··· Task material ···
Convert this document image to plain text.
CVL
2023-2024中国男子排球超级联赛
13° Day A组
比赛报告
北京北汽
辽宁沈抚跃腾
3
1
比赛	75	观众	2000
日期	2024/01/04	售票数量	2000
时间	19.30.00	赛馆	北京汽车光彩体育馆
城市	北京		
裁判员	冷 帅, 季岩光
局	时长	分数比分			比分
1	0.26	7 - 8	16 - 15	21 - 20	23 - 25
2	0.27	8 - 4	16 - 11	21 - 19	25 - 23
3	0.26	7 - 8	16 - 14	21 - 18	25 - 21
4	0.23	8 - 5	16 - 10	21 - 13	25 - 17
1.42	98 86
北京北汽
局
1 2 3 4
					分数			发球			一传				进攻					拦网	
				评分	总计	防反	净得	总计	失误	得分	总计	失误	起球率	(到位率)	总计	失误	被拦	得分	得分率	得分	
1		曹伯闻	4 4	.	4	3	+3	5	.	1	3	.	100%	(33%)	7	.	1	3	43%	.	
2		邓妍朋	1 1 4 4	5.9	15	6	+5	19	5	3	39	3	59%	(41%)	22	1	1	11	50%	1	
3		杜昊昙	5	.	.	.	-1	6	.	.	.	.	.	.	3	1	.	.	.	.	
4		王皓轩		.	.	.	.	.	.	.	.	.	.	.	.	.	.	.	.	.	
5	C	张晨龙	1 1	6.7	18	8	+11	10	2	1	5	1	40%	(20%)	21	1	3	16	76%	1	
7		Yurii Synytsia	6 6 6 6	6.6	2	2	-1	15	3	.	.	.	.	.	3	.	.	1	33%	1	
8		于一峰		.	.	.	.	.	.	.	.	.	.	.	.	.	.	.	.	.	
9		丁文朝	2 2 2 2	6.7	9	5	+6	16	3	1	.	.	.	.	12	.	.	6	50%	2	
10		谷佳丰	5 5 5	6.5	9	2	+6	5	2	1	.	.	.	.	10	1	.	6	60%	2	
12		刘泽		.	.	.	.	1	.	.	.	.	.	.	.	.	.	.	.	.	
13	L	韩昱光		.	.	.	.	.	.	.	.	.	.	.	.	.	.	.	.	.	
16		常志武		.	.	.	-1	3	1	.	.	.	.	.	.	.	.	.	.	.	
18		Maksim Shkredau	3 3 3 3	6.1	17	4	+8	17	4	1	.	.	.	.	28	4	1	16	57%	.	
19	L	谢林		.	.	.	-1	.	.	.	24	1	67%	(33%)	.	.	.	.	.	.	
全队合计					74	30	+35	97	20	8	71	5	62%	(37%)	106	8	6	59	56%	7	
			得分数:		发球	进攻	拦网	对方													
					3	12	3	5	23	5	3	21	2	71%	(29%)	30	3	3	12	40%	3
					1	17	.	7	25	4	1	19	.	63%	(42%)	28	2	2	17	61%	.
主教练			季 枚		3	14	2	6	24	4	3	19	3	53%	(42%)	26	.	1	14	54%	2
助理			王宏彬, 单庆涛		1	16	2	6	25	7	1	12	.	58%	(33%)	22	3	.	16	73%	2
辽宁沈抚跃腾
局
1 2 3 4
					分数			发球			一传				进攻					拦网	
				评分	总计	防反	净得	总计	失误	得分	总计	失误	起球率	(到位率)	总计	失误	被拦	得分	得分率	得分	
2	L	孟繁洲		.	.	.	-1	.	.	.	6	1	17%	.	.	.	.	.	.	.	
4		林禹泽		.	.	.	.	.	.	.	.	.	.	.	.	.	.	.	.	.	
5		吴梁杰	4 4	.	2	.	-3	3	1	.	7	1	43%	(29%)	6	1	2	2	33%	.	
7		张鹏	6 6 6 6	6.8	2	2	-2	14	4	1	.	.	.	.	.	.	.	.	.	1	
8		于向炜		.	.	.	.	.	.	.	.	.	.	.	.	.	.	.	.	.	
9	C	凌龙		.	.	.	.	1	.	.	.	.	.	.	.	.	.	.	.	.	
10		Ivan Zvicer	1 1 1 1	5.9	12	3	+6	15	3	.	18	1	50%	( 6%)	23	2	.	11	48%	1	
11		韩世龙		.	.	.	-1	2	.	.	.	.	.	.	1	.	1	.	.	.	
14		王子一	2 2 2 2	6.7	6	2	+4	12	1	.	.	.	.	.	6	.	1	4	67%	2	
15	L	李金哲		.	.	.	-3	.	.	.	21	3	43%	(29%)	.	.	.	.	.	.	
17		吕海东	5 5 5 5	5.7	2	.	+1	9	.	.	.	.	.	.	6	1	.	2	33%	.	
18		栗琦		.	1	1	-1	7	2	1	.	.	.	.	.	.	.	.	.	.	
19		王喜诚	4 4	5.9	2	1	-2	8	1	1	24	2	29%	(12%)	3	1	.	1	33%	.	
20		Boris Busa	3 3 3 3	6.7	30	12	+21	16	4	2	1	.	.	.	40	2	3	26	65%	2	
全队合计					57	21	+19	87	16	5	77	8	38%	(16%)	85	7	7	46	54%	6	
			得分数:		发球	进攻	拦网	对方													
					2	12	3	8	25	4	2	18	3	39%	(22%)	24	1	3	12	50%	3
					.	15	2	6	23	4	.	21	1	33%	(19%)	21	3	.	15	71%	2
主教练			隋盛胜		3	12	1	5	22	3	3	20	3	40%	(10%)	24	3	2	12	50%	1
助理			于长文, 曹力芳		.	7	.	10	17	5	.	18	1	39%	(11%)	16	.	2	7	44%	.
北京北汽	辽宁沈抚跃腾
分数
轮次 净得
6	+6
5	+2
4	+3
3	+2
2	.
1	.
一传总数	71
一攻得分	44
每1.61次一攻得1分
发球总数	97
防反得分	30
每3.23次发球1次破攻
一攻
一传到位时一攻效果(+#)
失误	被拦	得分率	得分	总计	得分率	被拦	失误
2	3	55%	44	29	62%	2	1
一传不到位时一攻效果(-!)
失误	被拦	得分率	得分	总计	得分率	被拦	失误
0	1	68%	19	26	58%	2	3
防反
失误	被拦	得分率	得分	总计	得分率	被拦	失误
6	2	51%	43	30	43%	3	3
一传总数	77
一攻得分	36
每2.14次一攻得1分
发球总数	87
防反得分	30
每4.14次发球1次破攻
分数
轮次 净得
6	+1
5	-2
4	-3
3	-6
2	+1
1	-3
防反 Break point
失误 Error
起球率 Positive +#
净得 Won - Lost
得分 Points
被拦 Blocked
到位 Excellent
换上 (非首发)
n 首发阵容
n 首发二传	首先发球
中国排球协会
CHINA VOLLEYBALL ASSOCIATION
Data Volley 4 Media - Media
···
··· Task material ···
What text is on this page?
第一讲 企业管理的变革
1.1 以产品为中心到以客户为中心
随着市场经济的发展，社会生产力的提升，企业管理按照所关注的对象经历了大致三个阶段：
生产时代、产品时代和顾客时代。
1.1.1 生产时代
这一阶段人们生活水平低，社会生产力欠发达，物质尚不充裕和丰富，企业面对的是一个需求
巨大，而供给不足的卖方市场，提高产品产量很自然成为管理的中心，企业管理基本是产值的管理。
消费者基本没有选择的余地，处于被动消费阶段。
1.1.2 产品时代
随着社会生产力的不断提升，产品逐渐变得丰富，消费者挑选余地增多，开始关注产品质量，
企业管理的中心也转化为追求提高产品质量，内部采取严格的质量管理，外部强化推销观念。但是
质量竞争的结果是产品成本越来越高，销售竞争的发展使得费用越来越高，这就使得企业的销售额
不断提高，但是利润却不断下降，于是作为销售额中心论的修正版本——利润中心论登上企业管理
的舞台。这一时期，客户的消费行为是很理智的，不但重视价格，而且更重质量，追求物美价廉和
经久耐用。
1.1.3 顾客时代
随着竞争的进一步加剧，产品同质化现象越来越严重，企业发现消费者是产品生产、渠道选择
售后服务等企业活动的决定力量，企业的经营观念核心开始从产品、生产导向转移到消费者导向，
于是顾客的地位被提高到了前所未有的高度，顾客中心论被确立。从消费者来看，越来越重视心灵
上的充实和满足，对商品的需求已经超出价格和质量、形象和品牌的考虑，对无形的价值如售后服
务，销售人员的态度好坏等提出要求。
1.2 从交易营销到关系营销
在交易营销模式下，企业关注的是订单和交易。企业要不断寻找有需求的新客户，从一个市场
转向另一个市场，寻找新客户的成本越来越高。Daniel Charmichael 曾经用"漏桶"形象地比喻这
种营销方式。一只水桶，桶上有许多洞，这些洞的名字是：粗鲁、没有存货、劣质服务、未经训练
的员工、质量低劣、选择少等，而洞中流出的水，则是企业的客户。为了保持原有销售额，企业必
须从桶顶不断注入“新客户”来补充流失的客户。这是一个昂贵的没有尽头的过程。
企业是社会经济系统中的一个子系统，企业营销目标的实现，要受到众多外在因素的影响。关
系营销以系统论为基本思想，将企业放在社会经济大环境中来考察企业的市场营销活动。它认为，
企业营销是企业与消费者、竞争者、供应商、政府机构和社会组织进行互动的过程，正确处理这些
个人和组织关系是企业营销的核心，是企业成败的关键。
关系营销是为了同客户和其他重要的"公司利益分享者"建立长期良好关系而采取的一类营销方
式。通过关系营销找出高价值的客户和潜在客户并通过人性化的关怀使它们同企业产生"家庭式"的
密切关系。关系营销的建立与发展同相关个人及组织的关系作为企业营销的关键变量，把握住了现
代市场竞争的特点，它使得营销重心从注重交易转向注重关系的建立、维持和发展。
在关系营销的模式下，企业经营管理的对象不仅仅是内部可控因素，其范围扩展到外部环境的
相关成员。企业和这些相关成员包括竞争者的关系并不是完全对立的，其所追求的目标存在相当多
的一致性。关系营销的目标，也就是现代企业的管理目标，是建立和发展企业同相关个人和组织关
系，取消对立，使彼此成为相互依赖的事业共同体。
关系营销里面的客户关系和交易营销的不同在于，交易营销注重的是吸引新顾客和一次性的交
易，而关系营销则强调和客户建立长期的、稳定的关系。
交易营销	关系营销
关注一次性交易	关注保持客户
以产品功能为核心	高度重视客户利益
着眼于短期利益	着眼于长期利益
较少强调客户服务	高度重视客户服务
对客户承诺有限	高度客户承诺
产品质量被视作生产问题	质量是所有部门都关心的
···
-- Short task --
Pick out the lines that have the word "this". Copy them all.

-- Solved problem --
Convert this document image to plain text.
What text is on this page?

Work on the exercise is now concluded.